Begin

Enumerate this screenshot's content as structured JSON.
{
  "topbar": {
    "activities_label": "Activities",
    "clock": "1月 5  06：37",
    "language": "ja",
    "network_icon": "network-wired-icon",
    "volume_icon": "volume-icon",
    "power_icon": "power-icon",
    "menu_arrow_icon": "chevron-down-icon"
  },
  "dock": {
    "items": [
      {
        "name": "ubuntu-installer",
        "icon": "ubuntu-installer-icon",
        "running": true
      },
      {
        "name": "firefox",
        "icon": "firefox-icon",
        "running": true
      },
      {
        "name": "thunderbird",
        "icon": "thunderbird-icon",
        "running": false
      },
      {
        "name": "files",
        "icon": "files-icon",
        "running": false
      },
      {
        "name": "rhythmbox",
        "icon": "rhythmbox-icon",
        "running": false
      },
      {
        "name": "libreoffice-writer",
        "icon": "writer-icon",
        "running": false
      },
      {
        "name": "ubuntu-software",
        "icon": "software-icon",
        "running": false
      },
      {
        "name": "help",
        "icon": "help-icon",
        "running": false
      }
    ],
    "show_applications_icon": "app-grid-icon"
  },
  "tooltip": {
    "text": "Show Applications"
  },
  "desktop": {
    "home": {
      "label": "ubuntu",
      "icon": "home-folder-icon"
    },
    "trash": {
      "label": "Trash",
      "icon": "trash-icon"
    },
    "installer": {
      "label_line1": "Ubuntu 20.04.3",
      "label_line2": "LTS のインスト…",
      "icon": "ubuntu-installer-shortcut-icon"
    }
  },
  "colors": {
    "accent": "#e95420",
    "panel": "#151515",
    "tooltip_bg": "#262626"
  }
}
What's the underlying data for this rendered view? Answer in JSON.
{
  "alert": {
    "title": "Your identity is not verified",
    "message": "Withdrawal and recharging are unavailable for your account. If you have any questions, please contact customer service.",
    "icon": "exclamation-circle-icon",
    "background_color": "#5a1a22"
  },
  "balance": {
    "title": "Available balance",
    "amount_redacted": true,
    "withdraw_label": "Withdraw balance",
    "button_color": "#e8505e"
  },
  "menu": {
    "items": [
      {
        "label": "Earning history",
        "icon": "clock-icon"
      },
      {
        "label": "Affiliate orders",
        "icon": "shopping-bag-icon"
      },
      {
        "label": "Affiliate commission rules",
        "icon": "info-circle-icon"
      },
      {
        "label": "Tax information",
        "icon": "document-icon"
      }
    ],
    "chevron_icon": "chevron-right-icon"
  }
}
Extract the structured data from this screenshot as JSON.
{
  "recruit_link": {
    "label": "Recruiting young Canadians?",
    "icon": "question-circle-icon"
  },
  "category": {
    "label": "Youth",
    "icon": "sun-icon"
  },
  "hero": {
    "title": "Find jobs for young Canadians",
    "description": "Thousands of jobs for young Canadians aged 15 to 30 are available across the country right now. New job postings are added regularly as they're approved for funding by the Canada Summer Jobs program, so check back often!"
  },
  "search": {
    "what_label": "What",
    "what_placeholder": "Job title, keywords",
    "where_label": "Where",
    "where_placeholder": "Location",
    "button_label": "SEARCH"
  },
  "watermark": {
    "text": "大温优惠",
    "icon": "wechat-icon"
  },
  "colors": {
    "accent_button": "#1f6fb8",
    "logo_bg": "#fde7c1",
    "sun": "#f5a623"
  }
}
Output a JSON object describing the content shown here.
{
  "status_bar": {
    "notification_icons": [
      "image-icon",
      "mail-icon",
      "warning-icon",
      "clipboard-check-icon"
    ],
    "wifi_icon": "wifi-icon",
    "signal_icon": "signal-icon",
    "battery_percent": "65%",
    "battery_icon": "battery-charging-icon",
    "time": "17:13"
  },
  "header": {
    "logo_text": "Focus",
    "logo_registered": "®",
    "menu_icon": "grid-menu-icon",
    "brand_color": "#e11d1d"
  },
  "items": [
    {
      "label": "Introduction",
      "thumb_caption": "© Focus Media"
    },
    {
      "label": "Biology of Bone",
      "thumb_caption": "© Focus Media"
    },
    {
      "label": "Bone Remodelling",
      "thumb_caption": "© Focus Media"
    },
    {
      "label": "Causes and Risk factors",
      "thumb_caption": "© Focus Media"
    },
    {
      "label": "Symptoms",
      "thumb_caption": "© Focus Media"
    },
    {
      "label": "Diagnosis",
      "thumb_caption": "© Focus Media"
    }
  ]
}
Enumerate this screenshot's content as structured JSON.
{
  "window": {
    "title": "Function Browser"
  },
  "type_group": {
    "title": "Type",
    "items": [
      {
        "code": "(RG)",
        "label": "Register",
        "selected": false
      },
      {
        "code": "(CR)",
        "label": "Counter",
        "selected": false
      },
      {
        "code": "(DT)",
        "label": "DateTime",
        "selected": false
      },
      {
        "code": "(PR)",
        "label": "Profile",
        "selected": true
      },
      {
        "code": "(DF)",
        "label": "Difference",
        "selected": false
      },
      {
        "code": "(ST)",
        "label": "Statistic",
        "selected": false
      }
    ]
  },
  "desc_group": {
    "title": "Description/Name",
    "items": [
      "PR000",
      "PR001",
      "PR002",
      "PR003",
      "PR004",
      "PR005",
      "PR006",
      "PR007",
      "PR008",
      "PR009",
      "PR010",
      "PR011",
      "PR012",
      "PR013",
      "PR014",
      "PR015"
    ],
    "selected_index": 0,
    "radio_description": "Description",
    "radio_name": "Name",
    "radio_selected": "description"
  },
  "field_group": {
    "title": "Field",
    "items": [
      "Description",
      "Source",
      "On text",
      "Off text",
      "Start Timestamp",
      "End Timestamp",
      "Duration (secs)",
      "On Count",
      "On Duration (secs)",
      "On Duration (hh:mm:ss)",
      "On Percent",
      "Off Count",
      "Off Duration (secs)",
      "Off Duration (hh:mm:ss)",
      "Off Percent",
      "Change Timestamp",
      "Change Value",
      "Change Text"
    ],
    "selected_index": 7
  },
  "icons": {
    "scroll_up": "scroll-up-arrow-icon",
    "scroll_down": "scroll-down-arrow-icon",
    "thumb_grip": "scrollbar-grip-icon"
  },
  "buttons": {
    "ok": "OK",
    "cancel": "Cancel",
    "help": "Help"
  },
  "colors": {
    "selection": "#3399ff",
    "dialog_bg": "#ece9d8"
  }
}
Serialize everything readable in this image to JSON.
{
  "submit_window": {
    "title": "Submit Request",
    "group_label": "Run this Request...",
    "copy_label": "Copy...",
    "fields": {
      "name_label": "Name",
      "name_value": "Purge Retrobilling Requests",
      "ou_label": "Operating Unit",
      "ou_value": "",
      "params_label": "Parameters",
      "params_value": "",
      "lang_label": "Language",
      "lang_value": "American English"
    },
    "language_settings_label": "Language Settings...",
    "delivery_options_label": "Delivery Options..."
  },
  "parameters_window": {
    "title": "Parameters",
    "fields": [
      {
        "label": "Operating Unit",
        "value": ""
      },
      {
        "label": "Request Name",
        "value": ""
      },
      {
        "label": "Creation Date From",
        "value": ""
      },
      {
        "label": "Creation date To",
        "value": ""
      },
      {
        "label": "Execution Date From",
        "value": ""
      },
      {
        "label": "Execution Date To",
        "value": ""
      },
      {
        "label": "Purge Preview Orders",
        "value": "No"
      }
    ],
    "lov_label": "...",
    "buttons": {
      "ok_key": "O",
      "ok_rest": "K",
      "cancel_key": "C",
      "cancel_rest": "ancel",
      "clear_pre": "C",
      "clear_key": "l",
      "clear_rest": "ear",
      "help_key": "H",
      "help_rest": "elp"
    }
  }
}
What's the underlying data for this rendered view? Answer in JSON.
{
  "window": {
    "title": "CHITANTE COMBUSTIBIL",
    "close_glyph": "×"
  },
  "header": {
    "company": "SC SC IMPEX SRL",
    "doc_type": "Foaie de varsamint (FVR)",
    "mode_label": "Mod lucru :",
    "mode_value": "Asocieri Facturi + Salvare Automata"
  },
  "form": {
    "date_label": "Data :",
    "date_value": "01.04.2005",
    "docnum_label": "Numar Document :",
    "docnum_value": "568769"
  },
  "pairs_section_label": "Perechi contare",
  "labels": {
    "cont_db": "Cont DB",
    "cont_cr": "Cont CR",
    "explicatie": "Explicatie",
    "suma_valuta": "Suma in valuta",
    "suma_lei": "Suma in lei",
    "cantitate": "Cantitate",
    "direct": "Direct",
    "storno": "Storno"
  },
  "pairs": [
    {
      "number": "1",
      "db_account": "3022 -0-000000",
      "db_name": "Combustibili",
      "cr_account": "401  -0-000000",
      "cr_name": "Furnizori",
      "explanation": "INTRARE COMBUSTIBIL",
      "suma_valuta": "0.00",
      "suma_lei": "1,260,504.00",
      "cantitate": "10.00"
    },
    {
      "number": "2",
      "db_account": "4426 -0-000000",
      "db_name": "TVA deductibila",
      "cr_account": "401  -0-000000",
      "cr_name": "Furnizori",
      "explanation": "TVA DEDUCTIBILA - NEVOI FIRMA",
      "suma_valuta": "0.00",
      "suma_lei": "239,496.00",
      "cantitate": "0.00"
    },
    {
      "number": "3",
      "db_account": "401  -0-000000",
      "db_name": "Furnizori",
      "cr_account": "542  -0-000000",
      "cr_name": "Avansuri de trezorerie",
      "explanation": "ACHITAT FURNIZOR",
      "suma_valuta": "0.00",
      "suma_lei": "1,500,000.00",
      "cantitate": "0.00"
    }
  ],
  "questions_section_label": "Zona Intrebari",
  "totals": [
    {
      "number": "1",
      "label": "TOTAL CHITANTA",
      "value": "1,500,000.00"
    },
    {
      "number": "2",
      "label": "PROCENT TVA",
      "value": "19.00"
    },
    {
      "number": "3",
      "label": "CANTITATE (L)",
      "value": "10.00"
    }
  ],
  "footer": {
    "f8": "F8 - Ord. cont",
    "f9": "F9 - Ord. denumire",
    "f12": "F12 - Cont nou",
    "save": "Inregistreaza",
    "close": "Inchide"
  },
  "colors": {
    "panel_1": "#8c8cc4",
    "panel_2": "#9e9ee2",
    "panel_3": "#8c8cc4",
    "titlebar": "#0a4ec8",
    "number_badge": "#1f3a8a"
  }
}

End

EXERCISE DIRECTIONS: Filter the listing for the word "rhythmbox" and copy every line that holds it.

SOLUTION:
        "name": "rhythmbox",
        "icon": "rhythmbox-icon",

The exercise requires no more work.